Data excerpts:

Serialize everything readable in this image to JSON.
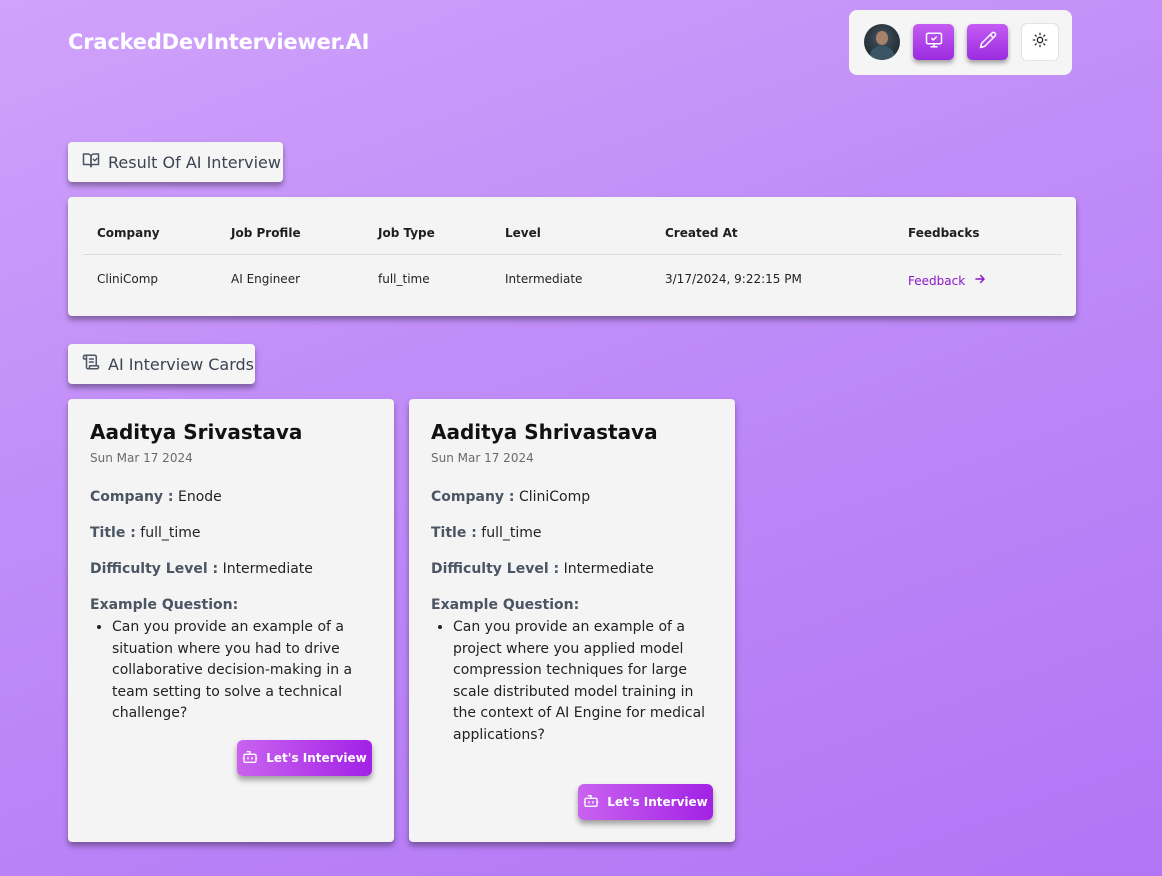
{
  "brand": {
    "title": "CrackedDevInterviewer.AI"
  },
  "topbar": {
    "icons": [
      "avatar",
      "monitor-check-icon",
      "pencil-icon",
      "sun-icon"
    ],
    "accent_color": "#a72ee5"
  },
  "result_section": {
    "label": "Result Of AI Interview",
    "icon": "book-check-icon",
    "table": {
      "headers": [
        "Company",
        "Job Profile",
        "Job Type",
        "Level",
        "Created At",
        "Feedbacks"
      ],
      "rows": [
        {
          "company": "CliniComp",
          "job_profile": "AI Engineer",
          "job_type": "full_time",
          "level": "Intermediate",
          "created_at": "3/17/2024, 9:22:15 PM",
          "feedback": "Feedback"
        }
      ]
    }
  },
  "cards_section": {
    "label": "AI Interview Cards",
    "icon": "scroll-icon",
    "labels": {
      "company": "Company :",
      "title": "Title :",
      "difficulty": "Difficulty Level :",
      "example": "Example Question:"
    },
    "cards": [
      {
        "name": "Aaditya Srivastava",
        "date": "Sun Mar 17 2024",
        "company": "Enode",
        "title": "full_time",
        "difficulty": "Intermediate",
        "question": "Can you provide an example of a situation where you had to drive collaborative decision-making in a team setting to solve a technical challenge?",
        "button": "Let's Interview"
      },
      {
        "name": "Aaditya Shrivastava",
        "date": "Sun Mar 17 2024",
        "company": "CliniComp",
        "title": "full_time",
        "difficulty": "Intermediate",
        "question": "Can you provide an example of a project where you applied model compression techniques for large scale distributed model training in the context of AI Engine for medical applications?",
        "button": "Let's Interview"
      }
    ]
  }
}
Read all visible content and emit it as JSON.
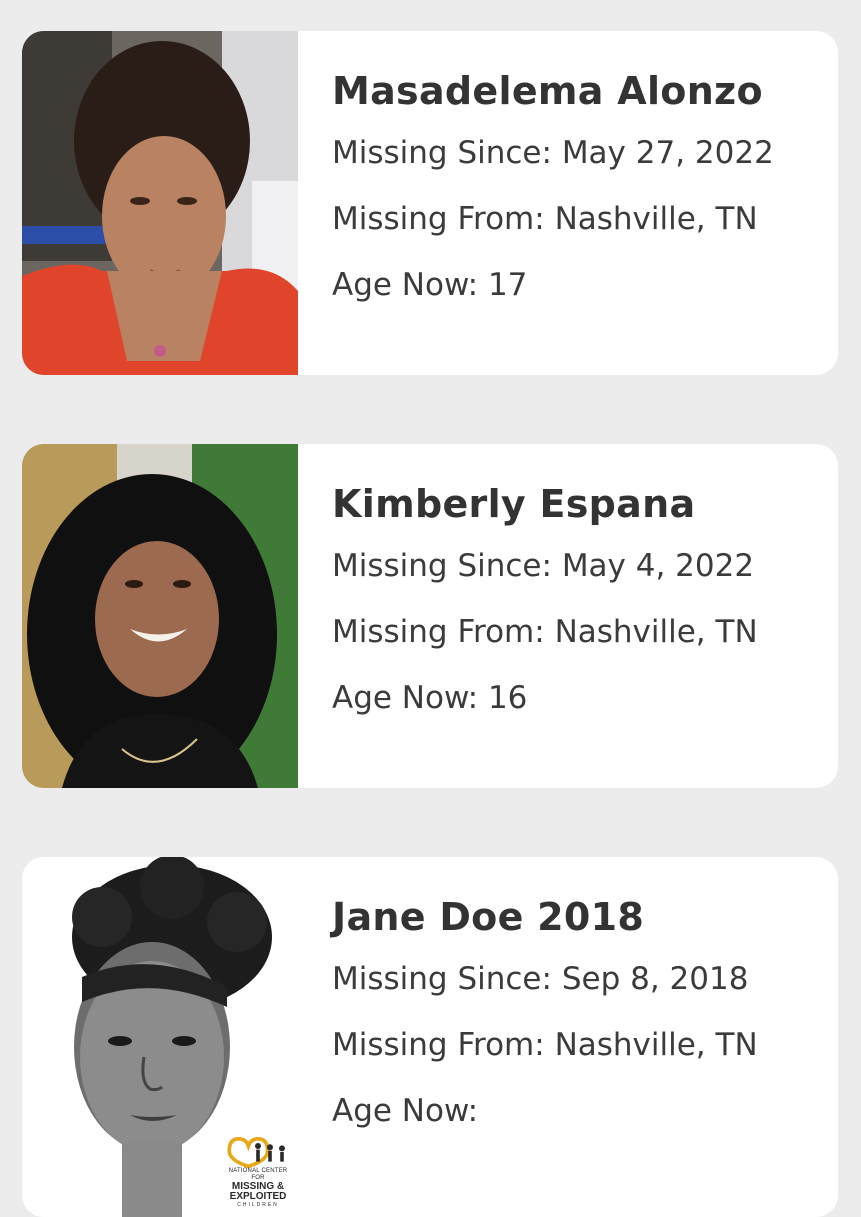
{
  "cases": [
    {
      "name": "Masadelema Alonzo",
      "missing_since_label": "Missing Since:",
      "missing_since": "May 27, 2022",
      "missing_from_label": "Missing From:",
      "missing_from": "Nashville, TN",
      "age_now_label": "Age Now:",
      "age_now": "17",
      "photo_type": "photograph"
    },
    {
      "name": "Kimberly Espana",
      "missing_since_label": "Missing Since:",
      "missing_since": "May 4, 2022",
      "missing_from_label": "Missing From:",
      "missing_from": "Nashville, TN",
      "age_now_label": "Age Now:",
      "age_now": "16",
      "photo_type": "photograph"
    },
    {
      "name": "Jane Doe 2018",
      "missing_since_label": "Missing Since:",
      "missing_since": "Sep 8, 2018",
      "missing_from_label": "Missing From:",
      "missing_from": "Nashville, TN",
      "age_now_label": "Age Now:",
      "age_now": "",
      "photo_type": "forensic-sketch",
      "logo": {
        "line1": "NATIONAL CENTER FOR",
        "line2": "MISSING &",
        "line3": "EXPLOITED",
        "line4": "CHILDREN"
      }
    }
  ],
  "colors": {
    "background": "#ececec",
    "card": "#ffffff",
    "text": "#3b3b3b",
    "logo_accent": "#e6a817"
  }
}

The request: Copy out the entries verbatim and leave the images out.

Answer to the problem:
Serialize everything readable in this image to JSON.
{
  "brand": {
    "title": "CrackedDevInterviewer.AI"
  },
  "topbar": {
    "icons": [
      "avatar",
      "monitor-check-icon",
      "pencil-icon",
      "sun-icon"
    ],
    "accent_color": "#a72ee5"
  },
  "result_section": {
    "label": "Result Of AI Interview",
    "icon": "book-check-icon",
    "table": {
      "headers": [
        "Company",
        "Job Profile",
        "Job Type",
        "Level",
        "Created At",
        "Feedbacks"
      ],
      "rows": [
        {
          "company": "CliniComp",
          "job_profile": "AI Engineer",
          "job_type": "full_time",
          "level": "Intermediate",
          "created_at": "3/17/2024, 9:22:15 PM",
          "feedback": "Feedback"
        }
      ]
    }
  },
  "cards_section": {
    "label": "AI Interview Cards",
    "icon": "scroll-icon",
    "labels": {
      "company": "Company :",
      "title": "Title :",
      "difficulty": "Difficulty Level :",
      "example": "Example Question:"
    },
    "cards": [
      {
        "name": "Aaditya Srivastava",
        "date": "Sun Mar 17 2024",
        "company": "Enode",
        "title": "full_time",
        "difficulty": "Intermediate",
        "question": "Can you provide an example of a situation where you had to drive collaborative decision-making in a team setting to solve a technical challenge?",
        "button": "Let's Interview"
      },
      {
        "name": "Aaditya Shrivastava",
        "date": "Sun Mar 17 2024",
        "company": "CliniComp",
        "title": "full_time",
        "difficulty": "Intermediate",
        "question": "Can you provide an example of a project where you applied model compression techniques for large scale distributed model training in the context of AI Engine for medical applications?",
        "button": "Let's Interview"
      }
    ]
  }
}
Read all visible content and emit it as JSON.
{
  "cases": [
    {
      "name": "Masadelema Alonzo",
      "missing_since_label": "Missing Since:",
      "missing_since": "May 27, 2022",
      "missing_from_label": "Missing From:",
      "missing_from": "Nashville, TN",
      "age_now_label": "Age Now:",
      "age_now": "17",
      "photo_type": "photograph"
    },
    {
      "name": "Kimberly Espana",
      "missing_since_label": "Missing Since:",
      "missing_since": "May 4, 2022",
      "missing_from_label": "Missing From:",
      "missing_from": "Nashville, TN",
      "age_now_label": "Age Now:",
      "age_now": "16",
      "photo_type": "photograph"
    },
    {
      "name": "Jane Doe 2018",
      "missing_since_label": "Missing Since:",
      "missing_since": "Sep 8, 2018",
      "missing_from_label": "Missing From:",
      "missing_from": "Nashville, TN",
      "age_now_label": "Age Now:",
      "age_now": "",
      "photo_type": "forensic-sketch",
      "logo": {
        "line1": "NATIONAL CENTER FOR",
        "line2": "MISSING &",
        "line3": "EXPLOITED",
        "line4": "CHILDREN"
      }
    }
  ],
  "colors": {
    "background": "#ececec",
    "card": "#ffffff",
    "text": "#3b3b3b",
    "logo_accent": "#e6a817"
  }
}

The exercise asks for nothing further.